- Given records:
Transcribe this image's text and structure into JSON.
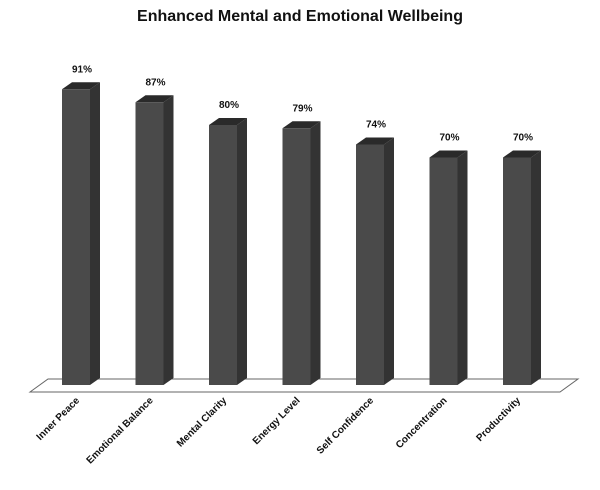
{
  "chart_data": {
    "type": "bar",
    "title": "Enhanced Mental and Emotional Wellbeing",
    "categories": [
      "Inner Peace",
      "Emotional Balance",
      "Mental Clarity",
      "Energy Level",
      "Self Confidence",
      "Concentration",
      "Productivity"
    ],
    "values": [
      91,
      87,
      80,
      79,
      74,
      70,
      70
    ],
    "value_labels": [
      "91%",
      "87%",
      "80%",
      "79%",
      "74%",
      "70%",
      "70%"
    ],
    "unit": "%",
    "ylim": [
      0,
      100
    ],
    "grid": false,
    "legend": "none",
    "bar_color": "#4a4a4a",
    "bar_top_color": "#2a2a2a",
    "bar_side_color": "#333333",
    "floor_color": "#ffffff"
  }
}
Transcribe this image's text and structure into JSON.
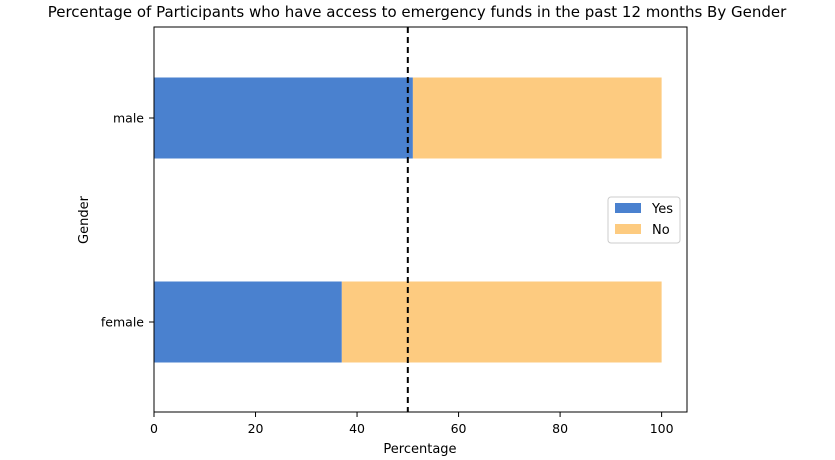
{
  "chart_data": {
    "type": "bar",
    "orientation": "horizontal",
    "stacked": true,
    "title": "Percentage of Participants who have access to emergency funds in the past 12 months By Gender",
    "xlabel": "Percentage",
    "ylabel": "Gender",
    "categories": [
      "female",
      "male"
    ],
    "series": [
      {
        "name": "Yes",
        "values": [
          37,
          51
        ],
        "color": "#4a81cf"
      },
      {
        "name": "No",
        "values": [
          63,
          49
        ],
        "color": "#fdcb80"
      }
    ],
    "xlim": [
      0,
      105
    ],
    "xticks": [
      0,
      20,
      40,
      60,
      80,
      100
    ],
    "xtick_labels": [
      "0",
      "20",
      "40",
      "60",
      "80",
      "100"
    ],
    "reference_line": {
      "x": 50,
      "style": "dashed",
      "color": "#000000"
    },
    "grid": false,
    "legend_position": "center-right"
  }
}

- What needs to be done: Reproduce all the records verbatim, excluding images.

- Result for this exercise:
Transcribe this image's text and structure into JSON.
{
  "chart_data": {
    "type": "bar",
    "title": "Enhanced Mental and Emotional Wellbeing",
    "categories": [
      "Inner Peace",
      "Emotional Balance",
      "Mental Clarity",
      "Energy Level",
      "Self Confidence",
      "Concentration",
      "Productivity"
    ],
    "values": [
      91,
      87,
      80,
      79,
      74,
      70,
      70
    ],
    "value_labels": [
      "91%",
      "87%",
      "80%",
      "79%",
      "74%",
      "70%",
      "70%"
    ],
    "unit": "%",
    "ylim": [
      0,
      100
    ],
    "grid": false,
    "legend": "none",
    "bar_color": "#4a4a4a",
    "bar_top_color": "#2a2a2a",
    "bar_side_color": "#333333",
    "floor_color": "#ffffff"
  }
}
Transcribe this image's text and structure into JSON.
{
  "chart_data": {
    "type": "bar",
    "orientation": "horizontal",
    "stacked": true,
    "title": "Percentage of Participants who have access to emergency funds in the past 12 months By Gender",
    "xlabel": "Percentage",
    "ylabel": "Gender",
    "categories": [
      "female",
      "male"
    ],
    "series": [
      {
        "name": "Yes",
        "values": [
          37,
          51
        ],
        "color": "#4a81cf"
      },
      {
        "name": "No",
        "values": [
          63,
          49
        ],
        "color": "#fdcb80"
      }
    ],
    "xlim": [
      0,
      105
    ],
    "xticks": [
      0,
      20,
      40,
      60,
      80,
      100
    ],
    "xtick_labels": [
      "0",
      "20",
      "40",
      "60",
      "80",
      "100"
    ],
    "reference_line": {
      "x": 50,
      "style": "dashed",
      "color": "#000000"
    },
    "grid": false,
    "legend_position": "center-right"
  }
}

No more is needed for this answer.